## [PROBLEM]
The records that follow must be repeated verbatim, every one of them.
-- begin TASK INPUTS --
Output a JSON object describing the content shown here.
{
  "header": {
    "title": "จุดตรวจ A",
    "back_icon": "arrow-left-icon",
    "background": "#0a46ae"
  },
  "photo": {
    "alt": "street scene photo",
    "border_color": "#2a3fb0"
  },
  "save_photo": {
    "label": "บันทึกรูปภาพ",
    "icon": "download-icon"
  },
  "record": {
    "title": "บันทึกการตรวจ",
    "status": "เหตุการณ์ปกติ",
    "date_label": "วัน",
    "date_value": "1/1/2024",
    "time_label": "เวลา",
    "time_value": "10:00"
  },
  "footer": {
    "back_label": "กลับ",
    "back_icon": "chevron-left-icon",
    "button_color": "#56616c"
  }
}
-- end TASK INPUTS --
## [EXERCISE RESULT]
Output a JSON object describing the content shown here.
{
  "header": {
    "title": "จุดตรวจ A",
    "back_icon": "arrow-left-icon",
    "background": "#0a46ae"
  },
  "photo": {
    "alt": "street scene photo",
    "border_color": "#2a3fb0"
  },
  "save_photo": {
    "label": "บันทึกรูปภาพ",
    "icon": "download-icon"
  },
  "record": {
    "title": "บันทึกการตรวจ",
    "status": "เหตุการณ์ปกติ",
    "date_label": "วัน",
    "date_value": "1/1/2024",
    "time_label": "เวลา",
    "time_value": "10:00"
  },
  "footer": {
    "back_label": "กลับ",
    "back_icon": "chevron-left-icon",
    "button_color": "#56616c"
  }
}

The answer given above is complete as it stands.